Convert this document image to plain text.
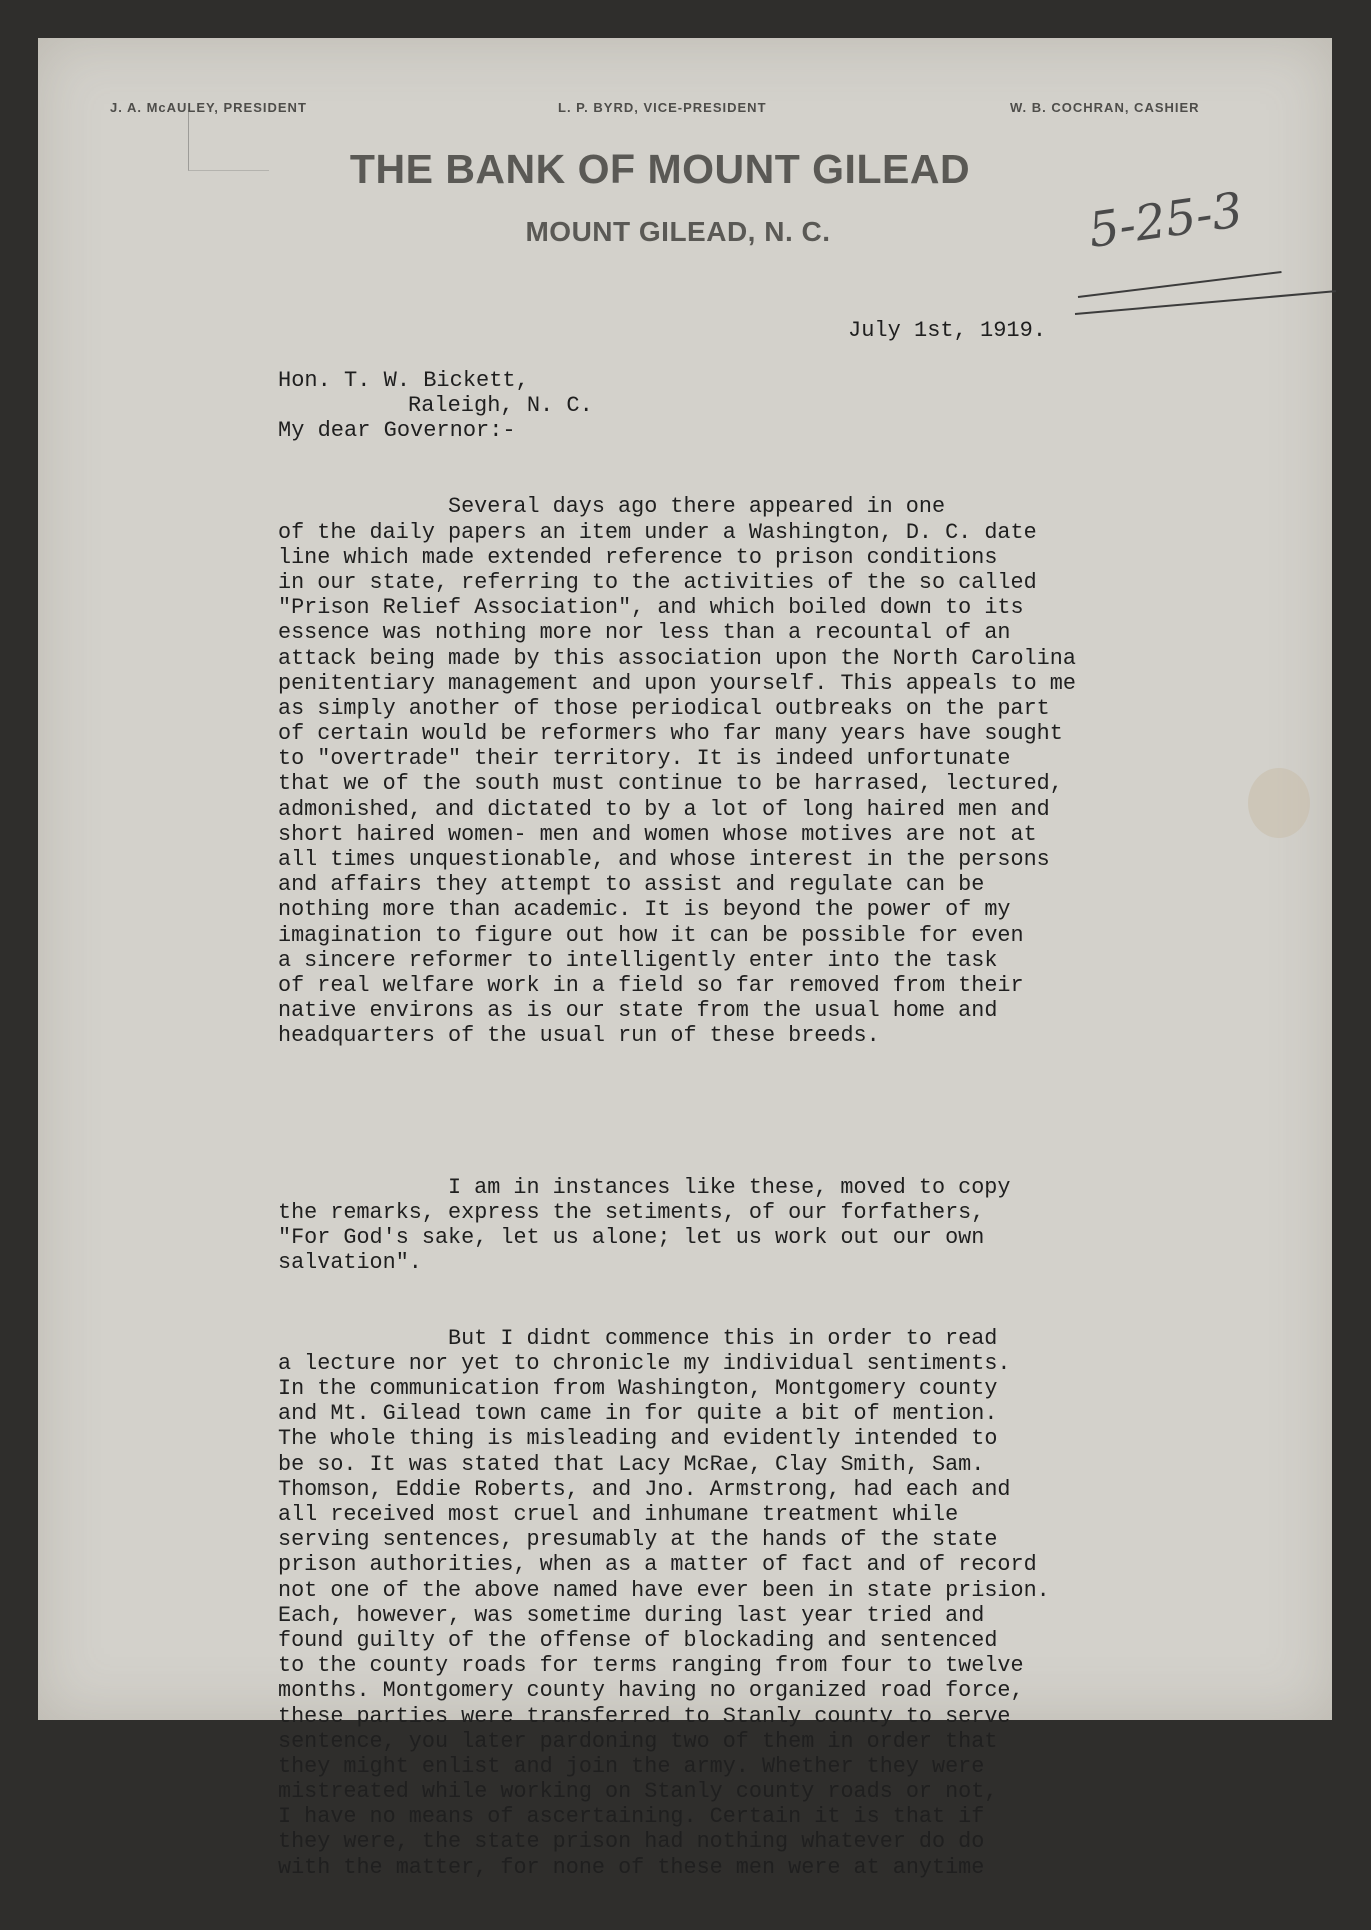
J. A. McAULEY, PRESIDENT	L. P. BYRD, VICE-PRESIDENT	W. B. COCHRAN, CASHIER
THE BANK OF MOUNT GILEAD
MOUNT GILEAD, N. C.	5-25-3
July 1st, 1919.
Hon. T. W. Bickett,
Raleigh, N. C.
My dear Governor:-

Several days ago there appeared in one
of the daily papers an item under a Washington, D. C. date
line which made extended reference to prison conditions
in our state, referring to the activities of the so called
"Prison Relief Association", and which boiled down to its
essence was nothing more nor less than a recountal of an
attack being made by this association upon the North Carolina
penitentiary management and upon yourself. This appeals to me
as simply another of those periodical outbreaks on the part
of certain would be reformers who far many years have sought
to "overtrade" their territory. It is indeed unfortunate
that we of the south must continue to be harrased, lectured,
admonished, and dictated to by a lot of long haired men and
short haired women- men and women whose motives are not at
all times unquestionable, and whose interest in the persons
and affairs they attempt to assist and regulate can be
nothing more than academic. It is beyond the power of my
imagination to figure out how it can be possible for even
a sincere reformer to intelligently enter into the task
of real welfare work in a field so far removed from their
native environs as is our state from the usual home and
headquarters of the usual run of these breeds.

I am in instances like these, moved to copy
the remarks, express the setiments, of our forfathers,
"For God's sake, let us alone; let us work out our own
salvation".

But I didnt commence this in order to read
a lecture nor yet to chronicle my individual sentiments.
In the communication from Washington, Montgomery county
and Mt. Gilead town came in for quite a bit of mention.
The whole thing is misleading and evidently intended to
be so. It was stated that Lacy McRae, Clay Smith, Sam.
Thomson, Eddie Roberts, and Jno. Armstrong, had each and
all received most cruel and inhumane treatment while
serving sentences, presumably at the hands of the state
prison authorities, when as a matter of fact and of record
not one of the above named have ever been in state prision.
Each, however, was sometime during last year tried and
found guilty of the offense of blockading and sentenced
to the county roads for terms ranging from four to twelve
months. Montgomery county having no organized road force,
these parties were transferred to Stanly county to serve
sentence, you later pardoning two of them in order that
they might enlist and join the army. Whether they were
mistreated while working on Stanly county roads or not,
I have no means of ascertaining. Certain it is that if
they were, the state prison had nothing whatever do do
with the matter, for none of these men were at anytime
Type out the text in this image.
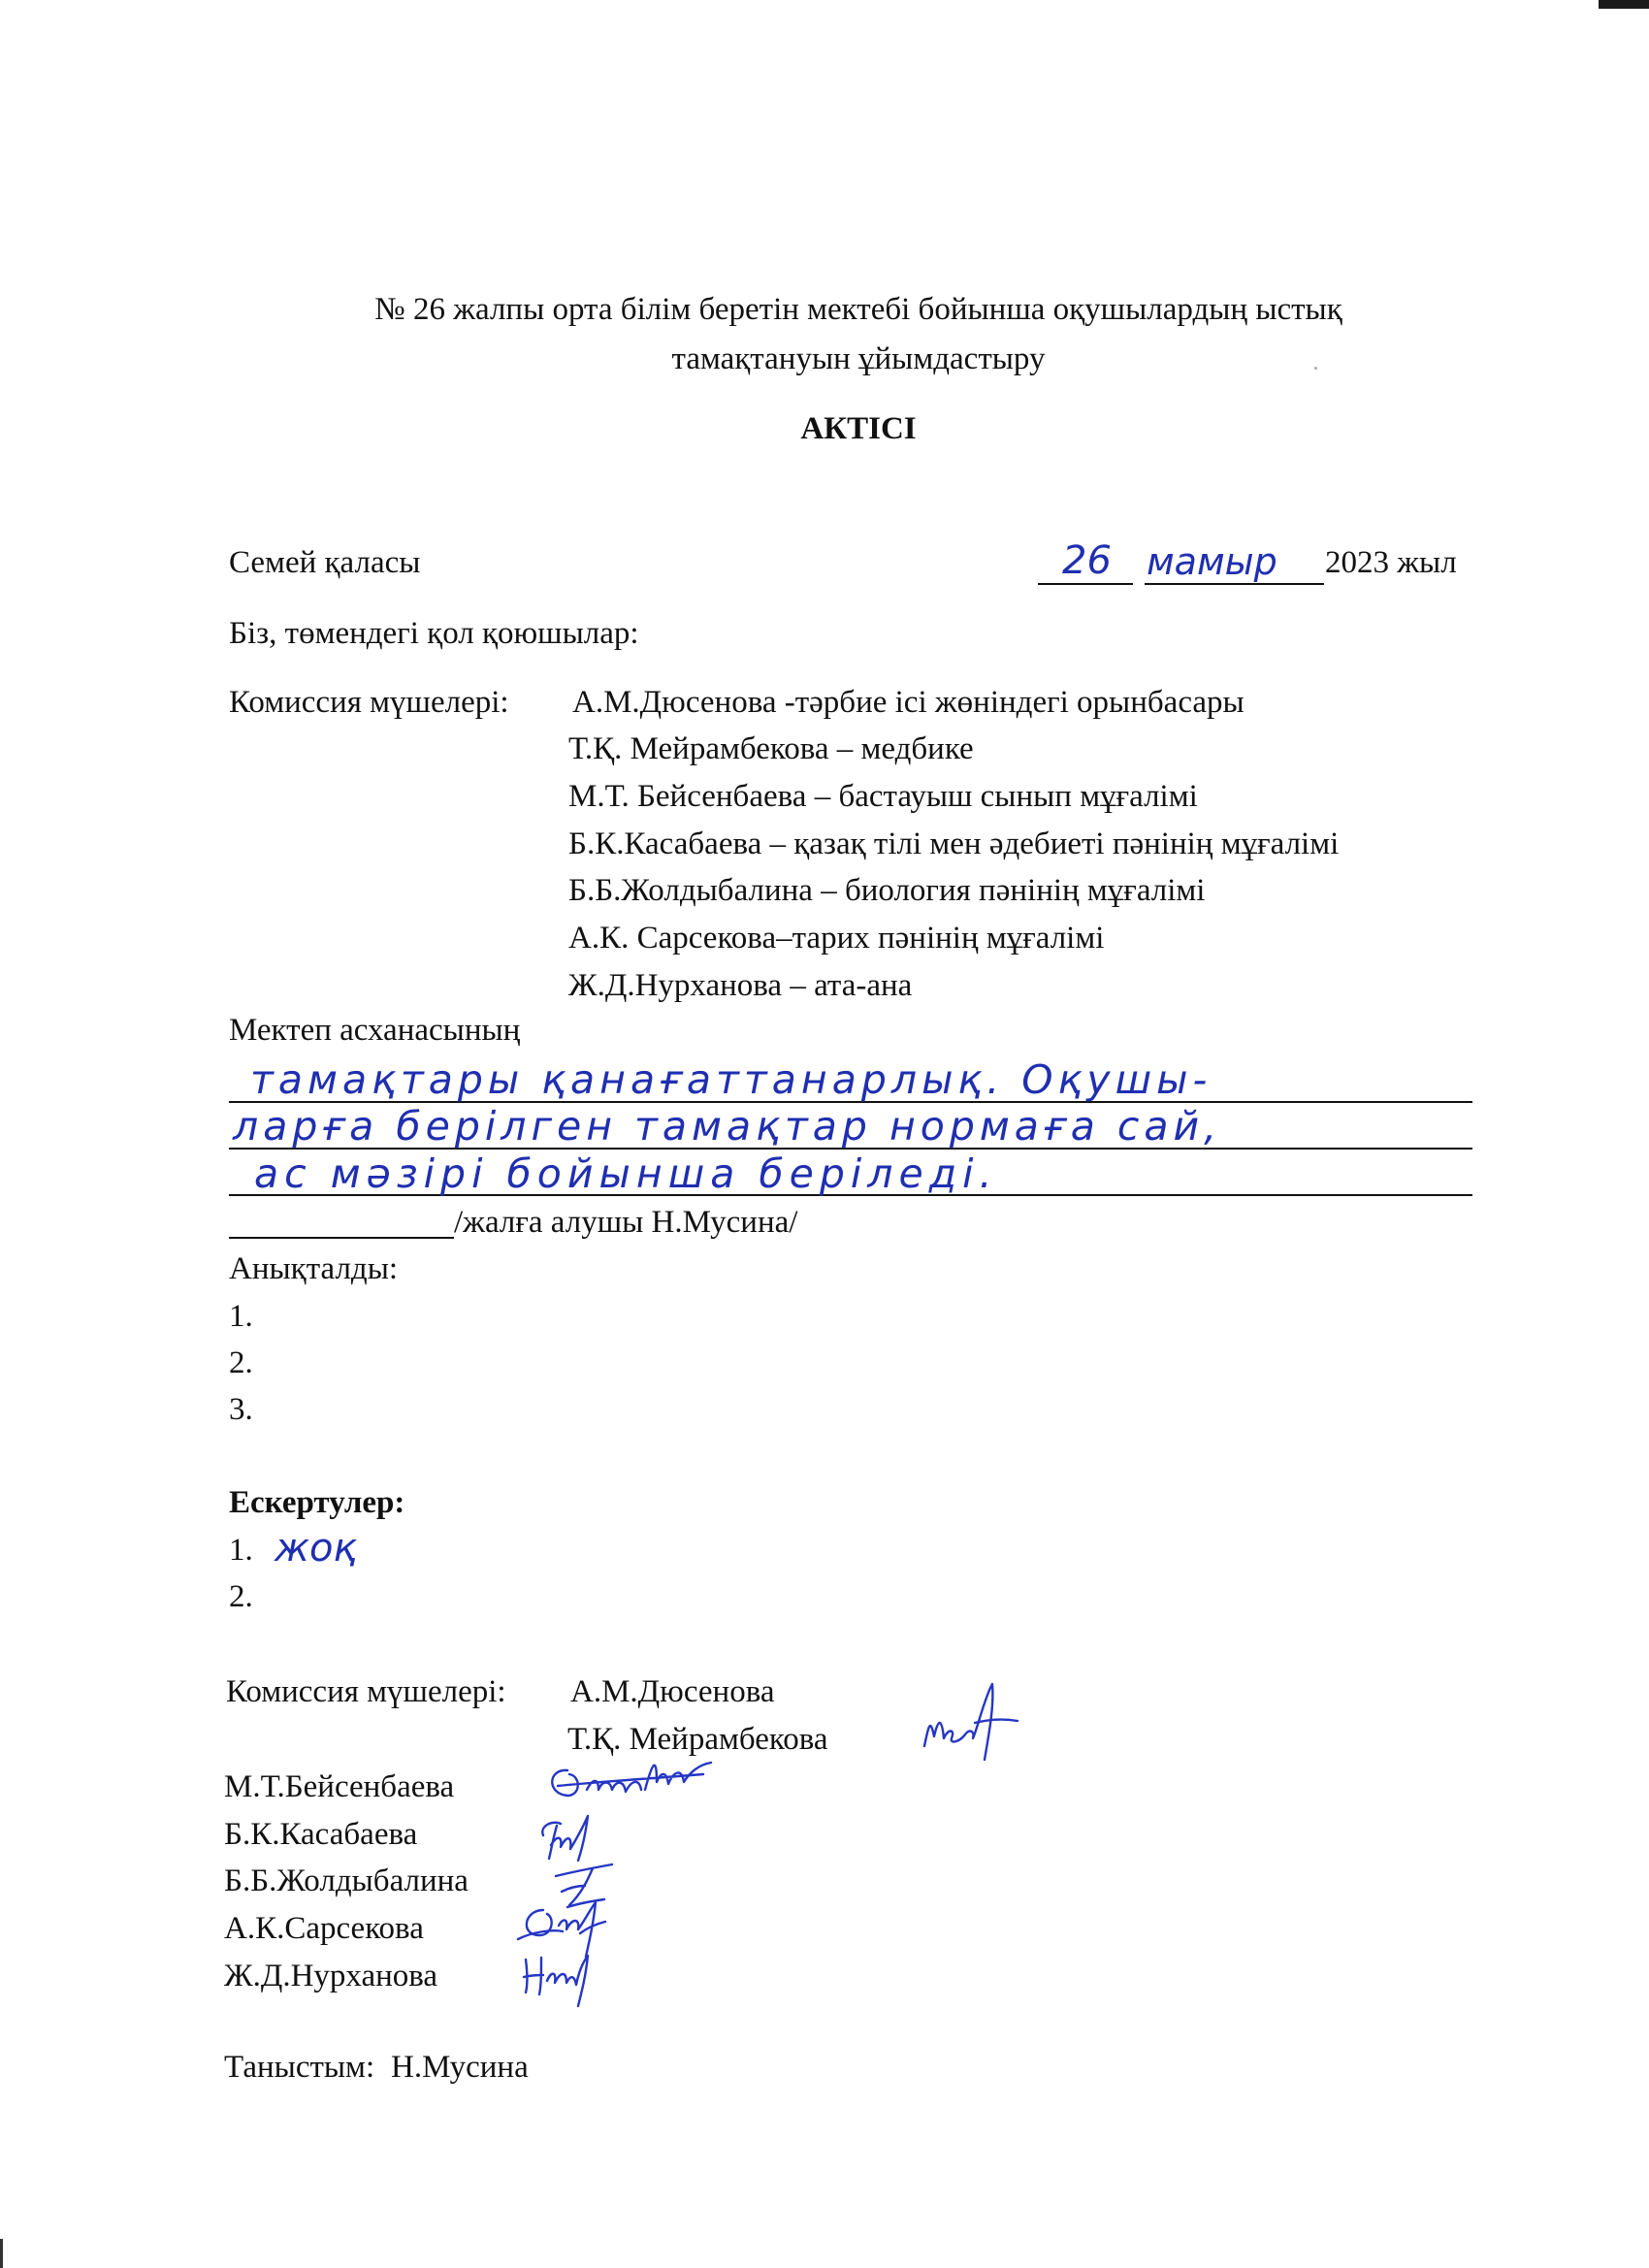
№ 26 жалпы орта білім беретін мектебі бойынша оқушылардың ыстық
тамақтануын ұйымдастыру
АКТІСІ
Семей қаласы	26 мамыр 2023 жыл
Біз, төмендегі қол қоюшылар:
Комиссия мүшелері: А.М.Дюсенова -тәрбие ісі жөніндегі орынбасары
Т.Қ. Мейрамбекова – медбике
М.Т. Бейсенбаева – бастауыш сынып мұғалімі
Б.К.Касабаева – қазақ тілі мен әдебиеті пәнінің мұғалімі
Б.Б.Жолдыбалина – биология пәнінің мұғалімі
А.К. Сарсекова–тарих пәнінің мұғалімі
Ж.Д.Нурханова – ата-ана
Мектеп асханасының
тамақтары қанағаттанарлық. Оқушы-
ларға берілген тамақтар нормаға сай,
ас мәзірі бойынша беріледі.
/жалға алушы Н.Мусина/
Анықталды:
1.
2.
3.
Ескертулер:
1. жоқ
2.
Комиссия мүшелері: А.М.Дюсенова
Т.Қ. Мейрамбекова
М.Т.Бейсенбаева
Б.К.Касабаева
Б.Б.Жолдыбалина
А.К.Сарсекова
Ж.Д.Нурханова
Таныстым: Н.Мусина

» WHAT IS NEEDED: Your task is to repeat the material above exactly, without its pictures.

» TASK RESULT:
Convert this document image to plain text.
J. A. McAULEY, PRESIDENT	L. P. BYRD, VICE-PRESIDENT	W. B. COCHRAN, CASHIER
THE BANK OF MOUNT GILEAD
MOUNT GILEAD, N. C.	5-25-3
July 1st, 1919.
Hon. T. W. Bickett,
Raleigh, N. C.
My dear Governor:-

Several days ago there appeared in one
of the daily papers an item under a Washington, D. C. date
line which made extended reference to prison conditions
in our state, referring to the activities of the so called
"Prison Relief Association", and which boiled down to its
essence was nothing more nor less than a recountal of an
attack being made by this association upon the North Carolina
penitentiary management and upon yourself. This appeals to me
as simply another of those periodical outbreaks on the part
of certain would be reformers who far many years have sought
to "overtrade" their territory. It is indeed unfortunate
that we of the south must continue to be harrased, lectured,
admonished, and dictated to by a lot of long haired men and
short haired women- men and women whose motives are not at
all times unquestionable, and whose interest in the persons
and affairs they attempt to assist and regulate can be
nothing more than academic. It is beyond the power of my
imagination to figure out how it can be possible for even
a sincere reformer to intelligently enter into the task
of real welfare work in a field so far removed from their
native environs as is our state from the usual home and
headquarters of the usual run of these breeds.

I am in instances like these, moved to copy
the remarks, express the setiments, of our forfathers,
"For God's sake, let us alone; let us work out our own
salvation".

But I didnt commence this in order to read
a lecture nor yet to chronicle my individual sentiments.
In the communication from Washington, Montgomery county
and Mt. Gilead town came in for quite a bit of mention.
The whole thing is misleading and evidently intended to
be so. It was stated that Lacy McRae, Clay Smith, Sam.
Thomson, Eddie Roberts, and Jno. Armstrong, had each and
all received most cruel and inhumane treatment while
serving sentences, presumably at the hands of the state
prison authorities, when as a matter of fact and of record
not one of the above named have ever been in state prision.
Each, however, was sometime during last year tried and
found guilty of the offense of blockading and sentenced
to the county roads for terms ranging from four to twelve
months. Montgomery county having no organized road force,
these parties were transferred to Stanly county to serve
sentence, you later pardoning two of them in order that
they might enlist and join the army. Whether they were
mistreated while working on Stanly county roads or not,
I have no means of ascertaining. Certain it is that if
they were, the state prison had nothing whatever do do
with the matter, for none of these men were at anytime
Type out the text in this image.
№ 26 жалпы орта білім беретін мектебі бойынша оқушылардың ыстық
тамақтануын ұйымдастыру
АКТІСІ
Семей қаласы	26 мамыр 2023 жыл
Біз, төмендегі қол қоюшылар:
Комиссия мүшелері: А.М.Дюсенова -тәрбие ісі жөніндегі орынбасары
Т.Қ. Мейрамбекова – медбике
М.Т. Бейсенбаева – бастауыш сынып мұғалімі
Б.К.Касабаева – қазақ тілі мен әдебиеті пәнінің мұғалімі
Б.Б.Жолдыбалина – биология пәнінің мұғалімі
А.К. Сарсекова–тарих пәнінің мұғалімі
Ж.Д.Нурханова – ата-ана
Мектеп асханасының
тамақтары қанағаттанарлық. Оқушы-
ларға берілген тамақтар нормаға сай,
ас мәзірі бойынша беріледі.
/жалға алушы Н.Мусина/
Анықталды:
1.
2.
3.
Ескертулер:
1. жоқ
2.
Комиссия мүшелері: А.М.Дюсенова
Т.Қ. Мейрамбекова
М.Т.Бейсенбаева
Б.К.Касабаева
Б.Б.Жолдыбалина
А.К.Сарсекова
Ж.Д.Нурханова
Таныстым: Н.Мусина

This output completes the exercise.